**Instructions to follow:** All of the records below must be output exactly, with no pictures carried over.

"""

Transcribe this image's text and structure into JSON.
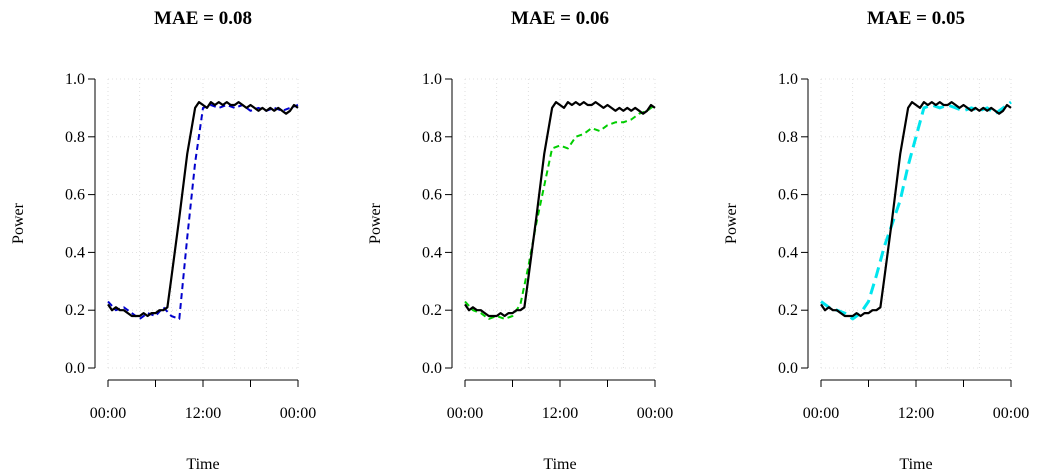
{
  "chart_data": [
    {
      "type": "line",
      "title": "MAE = 0.08",
      "xlabel": "Time",
      "ylabel": "Power",
      "ylim": [
        0,
        1.0
      ],
      "y_ticks": [
        "0.0",
        "0.2",
        "0.4",
        "0.6",
        "0.8",
        "1.0"
      ],
      "x_tick_labels": [
        "00:00",
        "12:00",
        "00:00"
      ],
      "x_range_hours": [
        0,
        24
      ],
      "grid": true,
      "series": [
        {
          "color": "#000000",
          "dash": "solid",
          "x": [
            0,
            0.5,
            1,
            1.5,
            2,
            2.5,
            3,
            3.5,
            4,
            4.5,
            5,
            5.5,
            6,
            6.5,
            7,
            7.5,
            8,
            9,
            10,
            11,
            11.5,
            12,
            12.5,
            13,
            13.5,
            14,
            14.5,
            15,
            15.5,
            16,
            16.5,
            17,
            17.5,
            18,
            18.5,
            19,
            19.5,
            20,
            20.5,
            21,
            21.5,
            22,
            22.5,
            23,
            23.5,
            24
          ],
          "values": [
            0.22,
            0.2,
            0.21,
            0.2,
            0.2,
            0.19,
            0.18,
            0.18,
            0.18,
            0.19,
            0.18,
            0.19,
            0.19,
            0.2,
            0.2,
            0.21,
            0.31,
            0.52,
            0.74,
            0.9,
            0.92,
            0.91,
            0.9,
            0.92,
            0.91,
            0.92,
            0.91,
            0.92,
            0.91,
            0.91,
            0.92,
            0.91,
            0.9,
            0.91,
            0.9,
            0.89,
            0.9,
            0.89,
            0.9,
            0.89,
            0.9,
            0.89,
            0.88,
            0.89,
            0.91,
            0.9
          ]
        },
        {
          "color": "#0000cd",
          "dash": "dashed",
          "x": [
            0,
            1,
            2,
            3,
            4,
            5,
            6,
            7,
            8,
            9,
            10,
            11,
            12,
            13,
            14,
            15,
            16,
            17,
            18,
            19,
            20,
            21,
            22,
            23,
            24
          ],
          "values": [
            0.23,
            0.2,
            0.21,
            0.19,
            0.17,
            0.19,
            0.18,
            0.21,
            0.18,
            0.17,
            0.45,
            0.71,
            0.9,
            0.91,
            0.9,
            0.91,
            0.9,
            0.91,
            0.89,
            0.9,
            0.89,
            0.9,
            0.89,
            0.9,
            0.91
          ]
        }
      ]
    },
    {
      "type": "line",
      "title": "MAE = 0.06",
      "xlabel": "Time",
      "ylabel": "Power",
      "ylim": [
        0,
        1.0
      ],
      "y_ticks": [
        "0.0",
        "0.2",
        "0.4",
        "0.6",
        "0.8",
        "1.0"
      ],
      "x_tick_labels": [
        "00:00",
        "12:00",
        "00:00"
      ],
      "x_range_hours": [
        0,
        24
      ],
      "grid": true,
      "series": [
        {
          "color": "#000000",
          "dash": "solid",
          "x": [
            0,
            0.5,
            1,
            1.5,
            2,
            2.5,
            3,
            3.5,
            4,
            4.5,
            5,
            5.5,
            6,
            6.5,
            7,
            7.5,
            8,
            9,
            10,
            11,
            11.5,
            12,
            12.5,
            13,
            13.5,
            14,
            14.5,
            15,
            15.5,
            16,
            16.5,
            17,
            17.5,
            18,
            18.5,
            19,
            19.5,
            20,
            20.5,
            21,
            21.5,
            22,
            22.5,
            23,
            23.5,
            24
          ],
          "values": [
            0.22,
            0.2,
            0.21,
            0.2,
            0.2,
            0.19,
            0.18,
            0.18,
            0.18,
            0.19,
            0.18,
            0.19,
            0.19,
            0.2,
            0.2,
            0.21,
            0.31,
            0.52,
            0.74,
            0.9,
            0.92,
            0.91,
            0.9,
            0.92,
            0.91,
            0.92,
            0.91,
            0.92,
            0.91,
            0.91,
            0.92,
            0.91,
            0.9,
            0.91,
            0.9,
            0.89,
            0.9,
            0.89,
            0.9,
            0.89,
            0.9,
            0.89,
            0.88,
            0.89,
            0.91,
            0.9
          ]
        },
        {
          "color": "#00cd00",
          "dash": "dashed",
          "x": [
            0,
            1,
            2,
            3,
            4,
            5,
            6,
            7,
            8,
            9,
            10,
            11,
            12,
            13,
            14,
            15,
            16,
            17,
            18,
            19,
            20,
            21,
            22,
            23,
            24
          ],
          "values": [
            0.23,
            0.2,
            0.19,
            0.17,
            0.18,
            0.17,
            0.18,
            0.22,
            0.35,
            0.5,
            0.63,
            0.76,
            0.77,
            0.76,
            0.8,
            0.81,
            0.83,
            0.82,
            0.84,
            0.85,
            0.85,
            0.86,
            0.88,
            0.89,
            0.91
          ]
        }
      ]
    },
    {
      "type": "line",
      "title": "MAE = 0.05",
      "xlabel": "Time",
      "ylabel": "Power",
      "ylim": [
        0,
        1.0
      ],
      "y_ticks": [
        "0.0",
        "0.2",
        "0.4",
        "0.6",
        "0.8",
        "1.0"
      ],
      "x_tick_labels": [
        "00:00",
        "12:00",
        "00:00"
      ],
      "x_range_hours": [
        0,
        24
      ],
      "grid": true,
      "series": [
        {
          "color": "#000000",
          "dash": "solid",
          "x": [
            0,
            0.5,
            1,
            1.5,
            2,
            2.5,
            3,
            3.5,
            4,
            4.5,
            5,
            5.5,
            6,
            6.5,
            7,
            7.5,
            8,
            9,
            10,
            11,
            11.5,
            12,
            12.5,
            13,
            13.5,
            14,
            14.5,
            15,
            15.5,
            16,
            16.5,
            17,
            17.5,
            18,
            18.5,
            19,
            19.5,
            20,
            20.5,
            21,
            21.5,
            22,
            22.5,
            23,
            23.5,
            24
          ],
          "values": [
            0.22,
            0.2,
            0.21,
            0.2,
            0.2,
            0.19,
            0.18,
            0.18,
            0.18,
            0.19,
            0.18,
            0.19,
            0.19,
            0.2,
            0.2,
            0.21,
            0.31,
            0.52,
            0.74,
            0.9,
            0.92,
            0.91,
            0.9,
            0.92,
            0.91,
            0.92,
            0.91,
            0.92,
            0.91,
            0.91,
            0.92,
            0.91,
            0.9,
            0.91,
            0.9,
            0.89,
            0.9,
            0.89,
            0.9,
            0.89,
            0.9,
            0.89,
            0.88,
            0.89,
            0.91,
            0.9
          ]
        },
        {
          "color": "#00e5ee",
          "dash": "longdash",
          "x": [
            0,
            1,
            2,
            3,
            4,
            5,
            6,
            7,
            8,
            9,
            10,
            11,
            12,
            13,
            14,
            15,
            16,
            17,
            18,
            19,
            20,
            21,
            22,
            23,
            24
          ],
          "values": [
            0.23,
            0.21,
            0.2,
            0.19,
            0.17,
            0.19,
            0.23,
            0.32,
            0.42,
            0.5,
            0.58,
            0.7,
            0.8,
            0.9,
            0.91,
            0.9,
            0.91,
            0.9,
            0.89,
            0.9,
            0.89,
            0.9,
            0.88,
            0.9,
            0.92
          ]
        }
      ]
    }
  ]
}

"""

**Full output:**
Transcribe this image's text and structure into JSON.
{
  "chart_data": [
    {
      "type": "line",
      "title": "MAE = 0.08",
      "xlabel": "Time",
      "ylabel": "Power",
      "ylim": [
        0,
        1.0
      ],
      "y_ticks": [
        "0.0",
        "0.2",
        "0.4",
        "0.6",
        "0.8",
        "1.0"
      ],
      "x_tick_labels": [
        "00:00",
        "12:00",
        "00:00"
      ],
      "x_range_hours": [
        0,
        24
      ],
      "grid": true,
      "series": [
        {
          "color": "#000000",
          "dash": "solid",
          "x": [
            0,
            0.5,
            1,
            1.5,
            2,
            2.5,
            3,
            3.5,
            4,
            4.5,
            5,
            5.5,
            6,
            6.5,
            7,
            7.5,
            8,
            9,
            10,
            11,
            11.5,
            12,
            12.5,
            13,
            13.5,
            14,
            14.5,
            15,
            15.5,
            16,
            16.5,
            17,
            17.5,
            18,
            18.5,
            19,
            19.5,
            20,
            20.5,
            21,
            21.5,
            22,
            22.5,
            23,
            23.5,
            24
          ],
          "values": [
            0.22,
            0.2,
            0.21,
            0.2,
            0.2,
            0.19,
            0.18,
            0.18,
            0.18,
            0.19,
            0.18,
            0.19,
            0.19,
            0.2,
            0.2,
            0.21,
            0.31,
            0.52,
            0.74,
            0.9,
            0.92,
            0.91,
            0.9,
            0.92,
            0.91,
            0.92,
            0.91,
            0.92,
            0.91,
            0.91,
            0.92,
            0.91,
            0.9,
            0.91,
            0.9,
            0.89,
            0.9,
            0.89,
            0.9,
            0.89,
            0.9,
            0.89,
            0.88,
            0.89,
            0.91,
            0.9
          ]
        },
        {
          "color": "#0000cd",
          "dash": "dashed",
          "x": [
            0,
            1,
            2,
            3,
            4,
            5,
            6,
            7,
            8,
            9,
            10,
            11,
            12,
            13,
            14,
            15,
            16,
            17,
            18,
            19,
            20,
            21,
            22,
            23,
            24
          ],
          "values": [
            0.23,
            0.2,
            0.21,
            0.19,
            0.17,
            0.19,
            0.18,
            0.21,
            0.18,
            0.17,
            0.45,
            0.71,
            0.9,
            0.91,
            0.9,
            0.91,
            0.9,
            0.91,
            0.89,
            0.9,
            0.89,
            0.9,
            0.89,
            0.9,
            0.91
          ]
        }
      ]
    },
    {
      "type": "line",
      "title": "MAE = 0.06",
      "xlabel": "Time",
      "ylabel": "Power",
      "ylim": [
        0,
        1.0
      ],
      "y_ticks": [
        "0.0",
        "0.2",
        "0.4",
        "0.6",
        "0.8",
        "1.0"
      ],
      "x_tick_labels": [
        "00:00",
        "12:00",
        "00:00"
      ],
      "x_range_hours": [
        0,
        24
      ],
      "grid": true,
      "series": [
        {
          "color": "#000000",
          "dash": "solid",
          "x": [
            0,
            0.5,
            1,
            1.5,
            2,
            2.5,
            3,
            3.5,
            4,
            4.5,
            5,
            5.5,
            6,
            6.5,
            7,
            7.5,
            8,
            9,
            10,
            11,
            11.5,
            12,
            12.5,
            13,
            13.5,
            14,
            14.5,
            15,
            15.5,
            16,
            16.5,
            17,
            17.5,
            18,
            18.5,
            19,
            19.5,
            20,
            20.5,
            21,
            21.5,
            22,
            22.5,
            23,
            23.5,
            24
          ],
          "values": [
            0.22,
            0.2,
            0.21,
            0.2,
            0.2,
            0.19,
            0.18,
            0.18,
            0.18,
            0.19,
            0.18,
            0.19,
            0.19,
            0.2,
            0.2,
            0.21,
            0.31,
            0.52,
            0.74,
            0.9,
            0.92,
            0.91,
            0.9,
            0.92,
            0.91,
            0.92,
            0.91,
            0.92,
            0.91,
            0.91,
            0.92,
            0.91,
            0.9,
            0.91,
            0.9,
            0.89,
            0.9,
            0.89,
            0.9,
            0.89,
            0.9,
            0.89,
            0.88,
            0.89,
            0.91,
            0.9
          ]
        },
        {
          "color": "#00cd00",
          "dash": "dashed",
          "x": [
            0,
            1,
            2,
            3,
            4,
            5,
            6,
            7,
            8,
            9,
            10,
            11,
            12,
            13,
            14,
            15,
            16,
            17,
            18,
            19,
            20,
            21,
            22,
            23,
            24
          ],
          "values": [
            0.23,
            0.2,
            0.19,
            0.17,
            0.18,
            0.17,
            0.18,
            0.22,
            0.35,
            0.5,
            0.63,
            0.76,
            0.77,
            0.76,
            0.8,
            0.81,
            0.83,
            0.82,
            0.84,
            0.85,
            0.85,
            0.86,
            0.88,
            0.89,
            0.91
          ]
        }
      ]
    },
    {
      "type": "line",
      "title": "MAE = 0.05",
      "xlabel": "Time",
      "ylabel": "Power",
      "ylim": [
        0,
        1.0
      ],
      "y_ticks": [
        "0.0",
        "0.2",
        "0.4",
        "0.6",
        "0.8",
        "1.0"
      ],
      "x_tick_labels": [
        "00:00",
        "12:00",
        "00:00"
      ],
      "x_range_hours": [
        0,
        24
      ],
      "grid": true,
      "series": [
        {
          "color": "#000000",
          "dash": "solid",
          "x": [
            0,
            0.5,
            1,
            1.5,
            2,
            2.5,
            3,
            3.5,
            4,
            4.5,
            5,
            5.5,
            6,
            6.5,
            7,
            7.5,
            8,
            9,
            10,
            11,
            11.5,
            12,
            12.5,
            13,
            13.5,
            14,
            14.5,
            15,
            15.5,
            16,
            16.5,
            17,
            17.5,
            18,
            18.5,
            19,
            19.5,
            20,
            20.5,
            21,
            21.5,
            22,
            22.5,
            23,
            23.5,
            24
          ],
          "values": [
            0.22,
            0.2,
            0.21,
            0.2,
            0.2,
            0.19,
            0.18,
            0.18,
            0.18,
            0.19,
            0.18,
            0.19,
            0.19,
            0.2,
            0.2,
            0.21,
            0.31,
            0.52,
            0.74,
            0.9,
            0.92,
            0.91,
            0.9,
            0.92,
            0.91,
            0.92,
            0.91,
            0.92,
            0.91,
            0.91,
            0.92,
            0.91,
            0.9,
            0.91,
            0.9,
            0.89,
            0.9,
            0.89,
            0.9,
            0.89,
            0.9,
            0.89,
            0.88,
            0.89,
            0.91,
            0.9
          ]
        },
        {
          "color": "#00e5ee",
          "dash": "longdash",
          "x": [
            0,
            1,
            2,
            3,
            4,
            5,
            6,
            7,
            8,
            9,
            10,
            11,
            12,
            13,
            14,
            15,
            16,
            17,
            18,
            19,
            20,
            21,
            22,
            23,
            24
          ],
          "values": [
            0.23,
            0.21,
            0.2,
            0.19,
            0.17,
            0.19,
            0.23,
            0.32,
            0.42,
            0.5,
            0.58,
            0.7,
            0.8,
            0.9,
            0.91,
            0.9,
            0.91,
            0.9,
            0.89,
            0.9,
            0.89,
            0.9,
            0.88,
            0.9,
            0.92
          ]
        }
      ]
    }
  ]
}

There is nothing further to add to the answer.